→ **Stored entries**
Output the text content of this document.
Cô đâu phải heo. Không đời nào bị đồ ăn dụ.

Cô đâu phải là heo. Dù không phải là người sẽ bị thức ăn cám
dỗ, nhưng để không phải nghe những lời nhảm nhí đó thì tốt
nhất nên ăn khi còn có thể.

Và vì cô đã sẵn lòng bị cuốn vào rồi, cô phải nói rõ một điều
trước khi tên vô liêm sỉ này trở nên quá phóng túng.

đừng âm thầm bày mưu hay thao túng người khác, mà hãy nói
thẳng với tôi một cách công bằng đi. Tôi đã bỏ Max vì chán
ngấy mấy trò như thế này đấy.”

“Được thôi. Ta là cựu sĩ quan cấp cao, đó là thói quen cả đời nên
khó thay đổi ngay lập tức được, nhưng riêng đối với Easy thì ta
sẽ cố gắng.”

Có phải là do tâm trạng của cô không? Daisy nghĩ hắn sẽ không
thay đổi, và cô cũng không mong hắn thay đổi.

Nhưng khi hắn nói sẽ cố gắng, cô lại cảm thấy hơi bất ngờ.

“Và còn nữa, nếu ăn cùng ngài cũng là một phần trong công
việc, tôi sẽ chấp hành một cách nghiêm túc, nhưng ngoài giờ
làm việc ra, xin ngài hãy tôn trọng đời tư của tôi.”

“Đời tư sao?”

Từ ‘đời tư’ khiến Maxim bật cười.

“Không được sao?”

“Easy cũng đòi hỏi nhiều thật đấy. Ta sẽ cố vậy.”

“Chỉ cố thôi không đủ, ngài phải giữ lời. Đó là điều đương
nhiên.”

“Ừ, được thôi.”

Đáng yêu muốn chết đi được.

→ **The task**
Report the number of lines of the listing above that hold the string "túng", with no other text.

→ **Finished task**
2